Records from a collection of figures

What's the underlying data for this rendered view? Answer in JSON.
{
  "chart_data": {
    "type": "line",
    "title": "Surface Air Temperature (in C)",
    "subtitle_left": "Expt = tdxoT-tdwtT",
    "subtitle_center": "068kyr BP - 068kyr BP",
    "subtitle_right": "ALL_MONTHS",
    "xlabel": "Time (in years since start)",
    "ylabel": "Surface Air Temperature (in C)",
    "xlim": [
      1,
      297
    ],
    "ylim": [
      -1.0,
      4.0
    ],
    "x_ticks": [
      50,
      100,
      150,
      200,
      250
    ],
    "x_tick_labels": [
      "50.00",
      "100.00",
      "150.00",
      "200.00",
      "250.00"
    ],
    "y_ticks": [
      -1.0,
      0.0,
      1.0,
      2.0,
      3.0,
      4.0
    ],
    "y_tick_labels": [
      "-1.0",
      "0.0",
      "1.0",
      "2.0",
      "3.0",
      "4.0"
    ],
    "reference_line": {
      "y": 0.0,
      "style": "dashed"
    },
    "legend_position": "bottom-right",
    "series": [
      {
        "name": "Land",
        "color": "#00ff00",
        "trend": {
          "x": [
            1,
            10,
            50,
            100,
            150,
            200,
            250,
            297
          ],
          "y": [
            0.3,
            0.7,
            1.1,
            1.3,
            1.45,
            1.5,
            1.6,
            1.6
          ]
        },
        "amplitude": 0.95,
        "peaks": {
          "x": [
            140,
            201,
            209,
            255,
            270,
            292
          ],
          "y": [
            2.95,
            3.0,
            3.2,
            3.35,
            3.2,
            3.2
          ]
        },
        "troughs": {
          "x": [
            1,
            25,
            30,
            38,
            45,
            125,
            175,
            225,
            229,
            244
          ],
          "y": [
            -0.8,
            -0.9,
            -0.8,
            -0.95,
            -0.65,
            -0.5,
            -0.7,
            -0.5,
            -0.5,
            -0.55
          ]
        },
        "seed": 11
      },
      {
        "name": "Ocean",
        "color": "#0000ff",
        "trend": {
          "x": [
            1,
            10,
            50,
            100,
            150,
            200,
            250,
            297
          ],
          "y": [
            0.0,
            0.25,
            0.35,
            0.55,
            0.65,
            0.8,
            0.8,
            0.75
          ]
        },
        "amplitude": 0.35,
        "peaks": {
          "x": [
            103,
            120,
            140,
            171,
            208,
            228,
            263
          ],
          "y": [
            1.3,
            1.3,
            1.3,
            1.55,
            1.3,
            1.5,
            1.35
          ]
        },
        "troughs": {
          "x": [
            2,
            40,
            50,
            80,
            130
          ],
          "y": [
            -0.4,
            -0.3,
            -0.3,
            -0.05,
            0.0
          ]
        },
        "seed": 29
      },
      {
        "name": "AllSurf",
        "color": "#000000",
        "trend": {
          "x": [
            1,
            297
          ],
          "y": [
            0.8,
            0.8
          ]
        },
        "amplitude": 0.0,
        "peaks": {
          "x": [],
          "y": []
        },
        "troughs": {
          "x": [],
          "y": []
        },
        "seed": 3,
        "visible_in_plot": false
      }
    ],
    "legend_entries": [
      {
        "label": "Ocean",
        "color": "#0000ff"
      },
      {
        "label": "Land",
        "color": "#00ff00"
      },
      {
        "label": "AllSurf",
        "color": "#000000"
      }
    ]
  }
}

--- Task details ---
Write out the whole listing again, exactly as it stands.

--- Answer for the task ---
What's the underlying data for this rendered view? Answer in JSON.
{
  "chart_data": {
    "type": "line",
    "title": "Surface Air Temperature (in C)",
    "subtitle_left": "Expt = tdxoT-tdwtT",
    "subtitle_center": "068kyr BP - 068kyr BP",
    "subtitle_right": "ALL_MONTHS",
    "xlabel": "Time (in years since start)",
    "ylabel": "Surface Air Temperature (in C)",
    "xlim": [
      1,
      297
    ],
    "ylim": [
      -1.0,
      4.0
    ],
    "x_ticks": [
      50,
      100,
      150,
      200,
      250
    ],
    "x_tick_labels": [
      "50.00",
      "100.00",
      "150.00",
      "200.00",
      "250.00"
    ],
    "y_ticks": [
      -1.0,
      0.0,
      1.0,
      2.0,
      3.0,
      4.0
    ],
    "y_tick_labels": [
      "-1.0",
      "0.0",
      "1.0",
      "2.0",
      "3.0",
      "4.0"
    ],
    "reference_line": {
      "y": 0.0,
      "style": "dashed"
    },
    "legend_position": "bottom-right",
    "series": [
      {
        "name": "Land",
        "color": "#00ff00",
        "trend": {
          "x": [
            1,
            10,
            50,
            100,
            150,
            200,
            250,
            297
          ],
          "y": [
            0.3,
            0.7,
            1.1,
            1.3,
            1.45,
            1.5,
            1.6,
            1.6
          ]
        },
        "amplitude": 0.95,
        "peaks": {
          "x": [
            140,
            201,
            209,
            255,
            270,
            292
          ],
          "y": [
            2.95,
            3.0,
            3.2,
            3.35,
            3.2,
            3.2
          ]
        },
        "troughs": {
          "x": [
            1,
            25,
            30,
            38,
            45,
            125,
            175,
            225,
            229,
            244
          ],
          "y": [
            -0.8,
            -0.9,
            -0.8,
            -0.95,
            -0.65,
            -0.5,
            -0.7,
            -0.5,
            -0.5,
            -0.55
          ]
        },
        "seed": 11
      },
      {
        "name": "Ocean",
        "color": "#0000ff",
        "trend": {
          "x": [
            1,
            10,
            50,
            100,
            150,
            200,
            250,
            297
          ],
          "y": [
            0.0,
            0.25,
            0.35,
            0.55,
            0.65,
            0.8,
            0.8,
            0.75
          ]
        },
        "amplitude": 0.35,
        "peaks": {
          "x": [
            103,
            120,
            140,
            171,
            208,
            228,
            263
          ],
          "y": [
            1.3,
            1.3,
            1.3,
            1.55,
            1.3,
            1.5,
            1.35
          ]
        },
        "troughs": {
          "x": [
            2,
            40,
            50,
            80,
            130
          ],
          "y": [
            -0.4,
            -0.3,
            -0.3,
            -0.05,
            0.0
          ]
        },
        "seed": 29
      },
      {
        "name": "AllSurf",
        "color": "#000000",
        "trend": {
          "x": [
            1,
            297
          ],
          "y": [
            0.8,
            0.8
          ]
        },
        "amplitude": 0.0,
        "peaks": {
          "x": [],
          "y": []
        },
        "troughs": {
          "x": [],
          "y": []
        },
        "seed": 3,
        "visible_in_plot": false
      }
    ],
    "legend_entries": [
      {
        "label": "Ocean",
        "color": "#0000ff"
      },
      {
        "label": "Land",
        "color": "#00ff00"
      },
      {
        "label": "AllSurf",
        "color": "#000000"
      }
    ]
  }
}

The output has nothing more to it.